Input -
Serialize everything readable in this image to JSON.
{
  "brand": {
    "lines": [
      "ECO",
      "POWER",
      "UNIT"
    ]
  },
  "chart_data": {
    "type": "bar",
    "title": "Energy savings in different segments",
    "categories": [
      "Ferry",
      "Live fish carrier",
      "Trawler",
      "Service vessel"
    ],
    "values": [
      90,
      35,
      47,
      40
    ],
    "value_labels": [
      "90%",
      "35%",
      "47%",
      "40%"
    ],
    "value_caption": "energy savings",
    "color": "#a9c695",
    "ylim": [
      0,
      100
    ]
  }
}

Your instructions -
Emit the records above again, exactly, with no line skipped.

Response below -
Serialize everything readable in this image to JSON.
{
  "brand": {
    "lines": [
      "ECO",
      "POWER",
      "UNIT"
    ]
  },
  "chart_data": {
    "type": "bar",
    "title": "Energy savings in different segments",
    "categories": [
      "Ferry",
      "Live fish carrier",
      "Trawler",
      "Service vessel"
    ],
    "values": [
      90,
      35,
      47,
      40
    ],
    "value_labels": [
      "90%",
      "35%",
      "47%",
      "40%"
    ],
    "value_caption": "energy savings",
    "color": "#a9c695",
    "ylim": [
      0,
      100
    ]
  }
}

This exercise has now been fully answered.